Among the entries below, find how many lines carry the word "kutusunu" and state only that figure.

## Stored data
════════
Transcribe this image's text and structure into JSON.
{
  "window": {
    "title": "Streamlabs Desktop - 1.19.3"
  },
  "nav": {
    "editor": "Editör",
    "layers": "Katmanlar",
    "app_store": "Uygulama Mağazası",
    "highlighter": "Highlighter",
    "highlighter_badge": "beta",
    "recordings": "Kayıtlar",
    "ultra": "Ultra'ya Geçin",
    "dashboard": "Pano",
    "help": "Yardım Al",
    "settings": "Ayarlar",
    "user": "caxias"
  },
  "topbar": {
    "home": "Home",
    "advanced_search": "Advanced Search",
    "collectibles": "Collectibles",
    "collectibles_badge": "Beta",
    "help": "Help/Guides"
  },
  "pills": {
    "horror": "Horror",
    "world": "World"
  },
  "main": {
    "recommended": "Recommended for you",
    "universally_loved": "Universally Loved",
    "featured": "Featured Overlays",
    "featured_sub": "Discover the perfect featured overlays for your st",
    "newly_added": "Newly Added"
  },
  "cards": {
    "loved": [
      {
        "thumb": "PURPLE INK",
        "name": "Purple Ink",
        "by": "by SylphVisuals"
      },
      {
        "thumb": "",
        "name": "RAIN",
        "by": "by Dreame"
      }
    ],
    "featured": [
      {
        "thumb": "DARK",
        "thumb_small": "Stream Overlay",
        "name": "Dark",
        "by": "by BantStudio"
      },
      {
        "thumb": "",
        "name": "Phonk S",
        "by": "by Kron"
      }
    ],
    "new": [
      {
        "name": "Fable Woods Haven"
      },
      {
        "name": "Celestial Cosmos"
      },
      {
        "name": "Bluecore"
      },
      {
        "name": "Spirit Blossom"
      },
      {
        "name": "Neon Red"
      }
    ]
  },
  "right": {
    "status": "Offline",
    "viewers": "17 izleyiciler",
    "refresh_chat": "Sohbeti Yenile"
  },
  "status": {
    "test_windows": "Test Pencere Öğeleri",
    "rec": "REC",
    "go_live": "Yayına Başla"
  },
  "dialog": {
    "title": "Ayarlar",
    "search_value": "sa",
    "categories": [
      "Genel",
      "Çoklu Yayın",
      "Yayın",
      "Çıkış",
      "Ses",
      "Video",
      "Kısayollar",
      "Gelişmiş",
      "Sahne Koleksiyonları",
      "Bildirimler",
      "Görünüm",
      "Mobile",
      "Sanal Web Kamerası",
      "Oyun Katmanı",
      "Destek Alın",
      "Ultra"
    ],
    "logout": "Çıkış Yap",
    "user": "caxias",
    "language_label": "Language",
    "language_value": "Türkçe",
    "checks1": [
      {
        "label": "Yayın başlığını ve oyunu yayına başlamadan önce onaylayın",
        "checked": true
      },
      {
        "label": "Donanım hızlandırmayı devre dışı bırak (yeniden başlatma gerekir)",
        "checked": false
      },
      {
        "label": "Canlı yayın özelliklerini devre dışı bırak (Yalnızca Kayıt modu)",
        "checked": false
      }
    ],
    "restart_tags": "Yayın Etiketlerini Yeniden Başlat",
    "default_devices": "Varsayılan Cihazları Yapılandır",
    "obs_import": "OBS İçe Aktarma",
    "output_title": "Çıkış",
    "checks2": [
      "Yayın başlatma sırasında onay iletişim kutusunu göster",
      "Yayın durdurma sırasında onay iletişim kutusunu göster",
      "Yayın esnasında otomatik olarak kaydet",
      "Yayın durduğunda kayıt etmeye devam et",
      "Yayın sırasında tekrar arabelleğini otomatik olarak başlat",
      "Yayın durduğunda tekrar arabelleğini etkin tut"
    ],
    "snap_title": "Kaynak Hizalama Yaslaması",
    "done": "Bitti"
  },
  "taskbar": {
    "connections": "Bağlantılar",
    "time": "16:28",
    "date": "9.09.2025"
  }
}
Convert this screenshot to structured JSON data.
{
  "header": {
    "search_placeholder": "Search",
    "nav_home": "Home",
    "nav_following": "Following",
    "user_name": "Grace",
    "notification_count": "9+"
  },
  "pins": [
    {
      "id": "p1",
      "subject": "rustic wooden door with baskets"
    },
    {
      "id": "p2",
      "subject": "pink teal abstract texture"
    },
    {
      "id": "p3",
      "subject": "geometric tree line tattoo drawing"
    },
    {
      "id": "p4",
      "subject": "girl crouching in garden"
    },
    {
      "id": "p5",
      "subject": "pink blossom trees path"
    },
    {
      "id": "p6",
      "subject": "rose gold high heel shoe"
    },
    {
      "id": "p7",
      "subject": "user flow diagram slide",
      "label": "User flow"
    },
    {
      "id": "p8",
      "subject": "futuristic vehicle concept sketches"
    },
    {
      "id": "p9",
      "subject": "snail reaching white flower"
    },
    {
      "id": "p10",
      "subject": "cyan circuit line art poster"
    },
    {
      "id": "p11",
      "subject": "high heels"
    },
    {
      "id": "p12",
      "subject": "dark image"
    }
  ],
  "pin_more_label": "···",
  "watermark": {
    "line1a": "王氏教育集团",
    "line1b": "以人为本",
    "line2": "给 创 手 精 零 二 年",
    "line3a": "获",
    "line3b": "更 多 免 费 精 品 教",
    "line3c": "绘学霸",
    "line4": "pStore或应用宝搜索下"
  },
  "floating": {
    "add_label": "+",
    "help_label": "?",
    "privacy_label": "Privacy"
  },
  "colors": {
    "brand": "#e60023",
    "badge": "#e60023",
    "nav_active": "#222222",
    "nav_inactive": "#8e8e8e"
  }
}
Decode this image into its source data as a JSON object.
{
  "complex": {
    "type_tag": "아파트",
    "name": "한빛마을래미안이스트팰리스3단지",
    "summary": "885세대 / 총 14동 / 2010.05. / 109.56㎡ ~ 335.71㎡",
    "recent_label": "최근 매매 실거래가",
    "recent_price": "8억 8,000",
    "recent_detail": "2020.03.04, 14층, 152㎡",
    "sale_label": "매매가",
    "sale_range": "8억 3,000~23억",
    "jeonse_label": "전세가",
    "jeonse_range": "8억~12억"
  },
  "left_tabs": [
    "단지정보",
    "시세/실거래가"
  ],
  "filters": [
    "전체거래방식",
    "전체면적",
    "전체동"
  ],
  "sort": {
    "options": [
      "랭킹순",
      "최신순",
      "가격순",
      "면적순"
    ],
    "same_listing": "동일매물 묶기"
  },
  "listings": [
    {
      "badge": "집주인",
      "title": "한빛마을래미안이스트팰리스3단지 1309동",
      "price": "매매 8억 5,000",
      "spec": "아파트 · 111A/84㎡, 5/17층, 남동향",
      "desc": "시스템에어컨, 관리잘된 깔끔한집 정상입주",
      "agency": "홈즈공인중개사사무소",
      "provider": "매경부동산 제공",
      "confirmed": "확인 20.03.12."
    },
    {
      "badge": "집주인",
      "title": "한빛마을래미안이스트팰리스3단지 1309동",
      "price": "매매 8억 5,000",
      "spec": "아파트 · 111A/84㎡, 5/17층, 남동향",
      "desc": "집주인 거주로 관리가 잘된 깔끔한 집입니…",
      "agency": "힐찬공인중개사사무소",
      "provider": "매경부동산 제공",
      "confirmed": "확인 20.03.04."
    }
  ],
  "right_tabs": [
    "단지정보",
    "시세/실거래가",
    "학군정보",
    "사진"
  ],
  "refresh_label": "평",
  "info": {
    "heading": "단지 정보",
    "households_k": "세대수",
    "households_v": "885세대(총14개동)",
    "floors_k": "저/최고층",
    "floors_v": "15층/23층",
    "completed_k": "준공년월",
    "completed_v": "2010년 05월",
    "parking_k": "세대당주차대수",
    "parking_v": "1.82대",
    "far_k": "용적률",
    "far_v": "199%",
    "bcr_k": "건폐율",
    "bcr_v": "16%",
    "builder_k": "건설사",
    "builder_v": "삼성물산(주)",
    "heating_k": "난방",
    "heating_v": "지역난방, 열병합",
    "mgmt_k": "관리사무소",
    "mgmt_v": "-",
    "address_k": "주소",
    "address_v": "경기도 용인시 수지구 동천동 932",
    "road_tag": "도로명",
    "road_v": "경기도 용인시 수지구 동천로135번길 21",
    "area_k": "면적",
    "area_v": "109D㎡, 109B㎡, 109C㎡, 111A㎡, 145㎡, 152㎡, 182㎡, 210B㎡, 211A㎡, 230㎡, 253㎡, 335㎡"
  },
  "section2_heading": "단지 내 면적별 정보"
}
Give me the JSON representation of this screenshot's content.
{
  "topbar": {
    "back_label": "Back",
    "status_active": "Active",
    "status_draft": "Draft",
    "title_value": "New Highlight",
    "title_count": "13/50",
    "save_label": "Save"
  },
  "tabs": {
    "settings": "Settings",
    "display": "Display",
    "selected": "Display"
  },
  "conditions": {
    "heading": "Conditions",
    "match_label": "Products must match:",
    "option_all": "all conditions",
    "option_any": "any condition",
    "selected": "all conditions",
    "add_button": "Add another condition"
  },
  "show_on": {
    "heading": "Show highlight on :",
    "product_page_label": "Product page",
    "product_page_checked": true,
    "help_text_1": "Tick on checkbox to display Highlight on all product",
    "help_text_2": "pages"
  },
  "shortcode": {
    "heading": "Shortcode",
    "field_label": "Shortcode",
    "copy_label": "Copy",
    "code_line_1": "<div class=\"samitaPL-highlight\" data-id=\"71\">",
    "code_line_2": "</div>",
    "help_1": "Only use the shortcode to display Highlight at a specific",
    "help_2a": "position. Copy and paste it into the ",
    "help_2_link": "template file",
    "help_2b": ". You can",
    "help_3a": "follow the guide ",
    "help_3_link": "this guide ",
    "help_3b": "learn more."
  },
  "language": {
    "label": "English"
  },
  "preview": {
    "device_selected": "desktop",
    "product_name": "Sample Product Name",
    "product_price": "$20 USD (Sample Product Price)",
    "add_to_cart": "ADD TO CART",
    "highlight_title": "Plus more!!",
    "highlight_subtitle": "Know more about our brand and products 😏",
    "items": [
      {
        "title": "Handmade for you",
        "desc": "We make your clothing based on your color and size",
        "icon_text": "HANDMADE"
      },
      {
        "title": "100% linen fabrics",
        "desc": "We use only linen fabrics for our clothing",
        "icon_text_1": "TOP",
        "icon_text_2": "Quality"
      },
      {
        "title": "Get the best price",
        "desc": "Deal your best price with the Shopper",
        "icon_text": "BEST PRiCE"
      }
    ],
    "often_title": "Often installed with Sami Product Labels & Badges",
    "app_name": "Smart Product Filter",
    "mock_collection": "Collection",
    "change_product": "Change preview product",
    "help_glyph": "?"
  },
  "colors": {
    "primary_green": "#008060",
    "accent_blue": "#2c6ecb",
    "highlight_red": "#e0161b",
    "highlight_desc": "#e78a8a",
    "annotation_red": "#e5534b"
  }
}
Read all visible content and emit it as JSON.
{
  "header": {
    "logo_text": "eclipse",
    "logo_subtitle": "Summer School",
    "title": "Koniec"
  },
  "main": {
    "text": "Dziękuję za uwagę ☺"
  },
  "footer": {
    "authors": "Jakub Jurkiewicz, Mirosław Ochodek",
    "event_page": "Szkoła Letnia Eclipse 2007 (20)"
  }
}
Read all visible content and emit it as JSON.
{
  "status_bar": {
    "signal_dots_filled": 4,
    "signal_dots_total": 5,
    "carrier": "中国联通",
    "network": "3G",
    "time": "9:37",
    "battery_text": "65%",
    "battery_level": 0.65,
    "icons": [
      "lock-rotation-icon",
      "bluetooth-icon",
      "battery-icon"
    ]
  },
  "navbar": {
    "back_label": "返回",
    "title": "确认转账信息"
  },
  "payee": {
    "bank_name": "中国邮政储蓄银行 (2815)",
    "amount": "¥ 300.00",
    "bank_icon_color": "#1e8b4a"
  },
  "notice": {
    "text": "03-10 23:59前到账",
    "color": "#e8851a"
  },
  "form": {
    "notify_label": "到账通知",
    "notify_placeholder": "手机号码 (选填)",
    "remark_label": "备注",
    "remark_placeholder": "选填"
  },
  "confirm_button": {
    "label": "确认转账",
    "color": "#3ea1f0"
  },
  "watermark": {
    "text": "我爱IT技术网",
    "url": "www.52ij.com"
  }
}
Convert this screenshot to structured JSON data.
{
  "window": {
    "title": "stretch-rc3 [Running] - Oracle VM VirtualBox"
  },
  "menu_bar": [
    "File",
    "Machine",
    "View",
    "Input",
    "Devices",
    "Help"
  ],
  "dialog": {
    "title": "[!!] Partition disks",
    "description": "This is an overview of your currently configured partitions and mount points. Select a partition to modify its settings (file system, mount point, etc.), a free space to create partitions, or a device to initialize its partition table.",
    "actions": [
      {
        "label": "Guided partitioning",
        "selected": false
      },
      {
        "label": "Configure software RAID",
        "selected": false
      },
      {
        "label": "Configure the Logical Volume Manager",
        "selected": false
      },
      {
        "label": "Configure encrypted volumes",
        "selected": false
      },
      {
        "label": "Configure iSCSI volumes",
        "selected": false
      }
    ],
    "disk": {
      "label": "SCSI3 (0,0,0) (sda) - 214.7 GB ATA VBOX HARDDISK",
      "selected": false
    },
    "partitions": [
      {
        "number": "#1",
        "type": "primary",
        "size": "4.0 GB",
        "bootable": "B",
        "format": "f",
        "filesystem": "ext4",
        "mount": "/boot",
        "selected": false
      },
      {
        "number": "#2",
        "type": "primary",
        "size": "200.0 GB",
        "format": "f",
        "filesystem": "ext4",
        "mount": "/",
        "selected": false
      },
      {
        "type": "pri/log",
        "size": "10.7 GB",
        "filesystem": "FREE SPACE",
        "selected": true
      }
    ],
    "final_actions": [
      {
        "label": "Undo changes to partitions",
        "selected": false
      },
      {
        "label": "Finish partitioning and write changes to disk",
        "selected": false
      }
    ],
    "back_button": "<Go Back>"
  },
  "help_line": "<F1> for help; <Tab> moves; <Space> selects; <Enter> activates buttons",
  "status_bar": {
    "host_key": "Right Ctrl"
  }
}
════════
## The solution
2